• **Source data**
::::::::::

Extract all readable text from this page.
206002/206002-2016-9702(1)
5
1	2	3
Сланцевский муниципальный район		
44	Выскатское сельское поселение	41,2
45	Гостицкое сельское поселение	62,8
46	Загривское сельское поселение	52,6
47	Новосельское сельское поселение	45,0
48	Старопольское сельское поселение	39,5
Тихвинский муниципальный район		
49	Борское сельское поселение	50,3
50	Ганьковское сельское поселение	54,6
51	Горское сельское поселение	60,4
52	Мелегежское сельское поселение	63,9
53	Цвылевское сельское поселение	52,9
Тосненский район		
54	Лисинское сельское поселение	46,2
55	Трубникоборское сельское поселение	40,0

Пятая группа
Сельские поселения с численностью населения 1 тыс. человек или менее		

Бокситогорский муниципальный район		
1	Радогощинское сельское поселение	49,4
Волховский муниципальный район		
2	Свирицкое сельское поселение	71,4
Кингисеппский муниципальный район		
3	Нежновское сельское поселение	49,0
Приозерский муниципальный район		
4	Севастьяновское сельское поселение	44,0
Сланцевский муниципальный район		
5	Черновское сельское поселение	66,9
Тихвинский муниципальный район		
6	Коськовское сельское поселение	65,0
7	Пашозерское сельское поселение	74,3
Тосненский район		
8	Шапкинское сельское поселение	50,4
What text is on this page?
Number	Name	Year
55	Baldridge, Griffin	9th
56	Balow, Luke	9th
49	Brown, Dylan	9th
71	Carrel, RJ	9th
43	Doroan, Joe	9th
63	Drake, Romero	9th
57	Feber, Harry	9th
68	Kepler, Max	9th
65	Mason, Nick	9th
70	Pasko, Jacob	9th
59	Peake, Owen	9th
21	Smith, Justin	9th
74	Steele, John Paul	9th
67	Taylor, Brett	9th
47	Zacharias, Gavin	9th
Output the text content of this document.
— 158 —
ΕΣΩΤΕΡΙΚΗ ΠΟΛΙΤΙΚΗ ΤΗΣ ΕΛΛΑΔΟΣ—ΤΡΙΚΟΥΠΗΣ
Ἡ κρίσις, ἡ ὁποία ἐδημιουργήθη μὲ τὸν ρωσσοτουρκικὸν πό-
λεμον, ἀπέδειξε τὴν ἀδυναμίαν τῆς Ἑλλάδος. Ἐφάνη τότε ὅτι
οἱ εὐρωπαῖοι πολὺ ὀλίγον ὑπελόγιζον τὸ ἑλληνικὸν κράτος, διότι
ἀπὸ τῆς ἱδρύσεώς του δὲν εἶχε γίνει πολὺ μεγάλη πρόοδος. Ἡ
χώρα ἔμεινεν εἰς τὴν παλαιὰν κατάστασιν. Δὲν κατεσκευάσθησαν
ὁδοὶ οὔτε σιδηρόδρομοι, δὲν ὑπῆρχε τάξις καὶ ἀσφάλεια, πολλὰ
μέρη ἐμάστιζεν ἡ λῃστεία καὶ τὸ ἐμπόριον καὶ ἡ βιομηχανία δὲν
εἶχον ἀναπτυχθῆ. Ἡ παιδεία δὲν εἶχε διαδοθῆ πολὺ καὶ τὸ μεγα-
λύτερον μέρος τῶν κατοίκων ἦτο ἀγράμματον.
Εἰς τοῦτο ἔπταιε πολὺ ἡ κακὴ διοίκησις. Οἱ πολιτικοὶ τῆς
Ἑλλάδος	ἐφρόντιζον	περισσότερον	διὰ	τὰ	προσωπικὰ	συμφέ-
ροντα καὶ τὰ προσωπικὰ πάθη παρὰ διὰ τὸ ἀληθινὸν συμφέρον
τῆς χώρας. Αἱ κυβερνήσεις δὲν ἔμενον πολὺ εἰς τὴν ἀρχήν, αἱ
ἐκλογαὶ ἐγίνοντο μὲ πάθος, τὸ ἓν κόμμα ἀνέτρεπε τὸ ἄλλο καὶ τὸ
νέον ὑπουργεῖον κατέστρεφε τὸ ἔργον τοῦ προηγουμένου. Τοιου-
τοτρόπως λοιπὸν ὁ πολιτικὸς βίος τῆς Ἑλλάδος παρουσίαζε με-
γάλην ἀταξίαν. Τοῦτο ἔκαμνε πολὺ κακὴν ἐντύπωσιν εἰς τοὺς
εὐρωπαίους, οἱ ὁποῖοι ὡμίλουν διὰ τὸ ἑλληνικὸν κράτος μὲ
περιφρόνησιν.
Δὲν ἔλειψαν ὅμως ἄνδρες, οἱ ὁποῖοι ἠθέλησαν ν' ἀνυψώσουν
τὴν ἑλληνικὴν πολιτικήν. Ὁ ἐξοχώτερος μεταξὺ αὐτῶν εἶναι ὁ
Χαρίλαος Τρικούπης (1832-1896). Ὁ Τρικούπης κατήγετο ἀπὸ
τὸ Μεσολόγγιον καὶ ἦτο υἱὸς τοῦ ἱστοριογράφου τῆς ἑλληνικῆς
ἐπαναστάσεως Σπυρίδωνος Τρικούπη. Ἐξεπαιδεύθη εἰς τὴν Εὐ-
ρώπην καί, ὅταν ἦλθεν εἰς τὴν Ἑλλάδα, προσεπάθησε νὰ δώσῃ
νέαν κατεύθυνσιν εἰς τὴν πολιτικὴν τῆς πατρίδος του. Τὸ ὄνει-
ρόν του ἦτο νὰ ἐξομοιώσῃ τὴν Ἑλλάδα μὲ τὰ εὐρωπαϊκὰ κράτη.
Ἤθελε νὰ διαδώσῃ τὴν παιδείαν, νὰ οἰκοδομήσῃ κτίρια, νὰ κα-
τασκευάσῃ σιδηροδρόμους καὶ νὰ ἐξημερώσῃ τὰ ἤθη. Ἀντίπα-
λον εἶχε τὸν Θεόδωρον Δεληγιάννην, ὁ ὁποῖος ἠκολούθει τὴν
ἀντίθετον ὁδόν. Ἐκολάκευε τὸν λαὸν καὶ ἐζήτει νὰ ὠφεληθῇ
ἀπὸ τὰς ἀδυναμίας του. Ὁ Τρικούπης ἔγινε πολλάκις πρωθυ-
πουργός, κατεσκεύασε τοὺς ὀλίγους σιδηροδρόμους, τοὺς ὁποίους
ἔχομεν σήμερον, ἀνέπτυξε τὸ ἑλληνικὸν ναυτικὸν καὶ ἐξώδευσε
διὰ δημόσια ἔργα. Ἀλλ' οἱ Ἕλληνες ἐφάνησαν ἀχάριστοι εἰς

::::::::::

• **Stated problem**
Write out all of the records above exactly as they appear.

• **Written response**
Extract all readable text from this page.
206002/206002-2016-9702(1)
5
1	2	3
Сланцевский муниципальный район		
44	Выскатское сельское поселение	41,2
45	Гостицкое сельское поселение	62,8
46	Загривское сельское поселение	52,6
47	Новосельское сельское поселение	45,0
48	Старопольское сельское поселение	39,5
Тихвинский муниципальный район		
49	Борское сельское поселение	50,3
50	Ганьковское сельское поселение	54,6
51	Горское сельское поселение	60,4
52	Мелегежское сельское поселение	63,9
53	Цвылевское сельское поселение	52,9
Тосненский район		
54	Лисинское сельское поселение	46,2
55	Трубникоборское сельское поселение	40,0

Пятая группа
Сельские поселения с численностью населения 1 тыс. человек или менее		

Бокситогорский муниципальный район		
1	Радогощинское сельское поселение	49,4
Волховский муниципальный район		
2	Свирицкое сельское поселение	71,4
Кингисеппский муниципальный район		
3	Нежновское сельское поселение	49,0
Приозерский муниципальный район		
4	Севастьяновское сельское поселение	44,0
Сланцевский муниципальный район		
5	Черновское сельское поселение	66,9
Тихвинский муниципальный район		
6	Коськовское сельское поселение	65,0
7	Пашозерское сельское поселение	74,3
Тосненский район		
8	Шапкинское сельское поселение	50,4
What text is on this page?
Number	Name	Year
55	Baldridge, Griffin	9th
56	Balow, Luke	9th
49	Brown, Dylan	9th
71	Carrel, RJ	9th
43	Doroan, Joe	9th
63	Drake, Romero	9th
57	Feber, Harry	9th
68	Kepler, Max	9th
65	Mason, Nick	9th
70	Pasko, Jacob	9th
59	Peake, Owen	9th
21	Smith, Justin	9th
74	Steele, John Paul	9th
67	Taylor, Brett	9th
47	Zacharias, Gavin	9th
Output the text content of this document.
— 158 —
ΕΣΩΤΕΡΙΚΗ ΠΟΛΙΤΙΚΗ ΤΗΣ ΕΛΛΑΔΟΣ—ΤΡΙΚΟΥΠΗΣ
Ἡ κρίσις, ἡ ὁποία ἐδημιουργήθη μὲ τὸν ρωσσοτουρκικὸν πό-
λεμον, ἀπέδειξε τὴν ἀδυναμίαν τῆς Ἑλλάδος. Ἐφάνη τότε ὅτι
οἱ εὐρωπαῖοι πολὺ ὀλίγον ὑπελόγιζον τὸ ἑλληνικὸν κράτος, διότι
ἀπὸ τῆς ἱδρύσεώς του δὲν εἶχε γίνει πολὺ μεγάλη πρόοδος. Ἡ
χώρα ἔμεινεν εἰς τὴν παλαιὰν κατάστασιν. Δὲν κατεσκευάσθησαν
ὁδοὶ οὔτε σιδηρόδρομοι, δὲν ὑπῆρχε τάξις καὶ ἀσφάλεια, πολλὰ
μέρη ἐμάστιζεν ἡ λῃστεία καὶ τὸ ἐμπόριον καὶ ἡ βιομηχανία δὲν
εἶχον ἀναπτυχθῆ. Ἡ παιδεία δὲν εἶχε διαδοθῆ πολὺ καὶ τὸ μεγα-
λύτερον μέρος τῶν κατοίκων ἦτο ἀγράμματον.
Εἰς τοῦτο ἔπταιε πολὺ ἡ κακὴ διοίκησις. Οἱ πολιτικοὶ τῆς
Ἑλλάδος	ἐφρόντιζον	περισσότερον	διὰ	τὰ	προσωπικὰ	συμφέ-
ροντα καὶ τὰ προσωπικὰ πάθη παρὰ διὰ τὸ ἀληθινὸν συμφέρον
τῆς χώρας. Αἱ κυβερνήσεις δὲν ἔμενον πολὺ εἰς τὴν ἀρχήν, αἱ
ἐκλογαὶ ἐγίνοντο μὲ πάθος, τὸ ἓν κόμμα ἀνέτρεπε τὸ ἄλλο καὶ τὸ
νέον ὑπουργεῖον κατέστρεφε τὸ ἔργον τοῦ προηγουμένου. Τοιου-
τοτρόπως λοιπὸν ὁ πολιτικὸς βίος τῆς Ἑλλάδος παρουσίαζε με-
γάλην ἀταξίαν. Τοῦτο ἔκαμνε πολὺ κακὴν ἐντύπωσιν εἰς τοὺς
εὐρωπαίους, οἱ ὁποῖοι ὡμίλουν διὰ τὸ ἑλληνικὸν κράτος μὲ
περιφρόνησιν.
Δὲν ἔλειψαν ὅμως ἄνδρες, οἱ ὁποῖοι ἠθέλησαν ν' ἀνυψώσουν
τὴν ἑλληνικὴν πολιτικήν. Ὁ ἐξοχώτερος μεταξὺ αὐτῶν εἶναι ὁ
Χαρίλαος Τρικούπης (1832-1896). Ὁ Τρικούπης κατήγετο ἀπὸ
τὸ Μεσολόγγιον καὶ ἦτο υἱὸς τοῦ ἱστοριογράφου τῆς ἑλληνικῆς
ἐπαναστάσεως Σπυρίδωνος Τρικούπη. Ἐξεπαιδεύθη εἰς τὴν Εὐ-
ρώπην καί, ὅταν ἦλθεν εἰς τὴν Ἑλλάδα, προσεπάθησε νὰ δώσῃ
νέαν κατεύθυνσιν εἰς τὴν πολιτικὴν τῆς πατρίδος του. Τὸ ὄνει-
ρόν του ἦτο νὰ ἐξομοιώσῃ τὴν Ἑλλάδα μὲ τὰ εὐρωπαϊκὰ κράτη.
Ἤθελε νὰ διαδώσῃ τὴν παιδείαν, νὰ οἰκοδομήσῃ κτίρια, νὰ κα-
τασκευάσῃ σιδηροδρόμους καὶ νὰ ἐξημερώσῃ τὰ ἤθη. Ἀντίπα-
λον εἶχε τὸν Θεόδωρον Δεληγιάννην, ὁ ὁποῖος ἠκολούθει τὴν
ἀντίθετον ὁδόν. Ἐκολάκευε τὸν λαὸν καὶ ἐζήτει νὰ ὠφεληθῇ
ἀπὸ τὰς ἀδυναμίας του. Ὁ Τρικούπης ἔγινε πολλάκις πρωθυ-
πουργός, κατεσκεύασε τοὺς ὀλίγους σιδηροδρόμους, τοὺς ὁποίους
ἔχομεν σήμερον, ἀνέπτυξε τὸ ἑλληνικὸν ναυτικὸν καὶ ἐξώδευσε
διὰ δημόσια ἔργα. Ἀλλ' οἱ Ἕλληνες ἐφάνησαν ἀχάριστοι εἰς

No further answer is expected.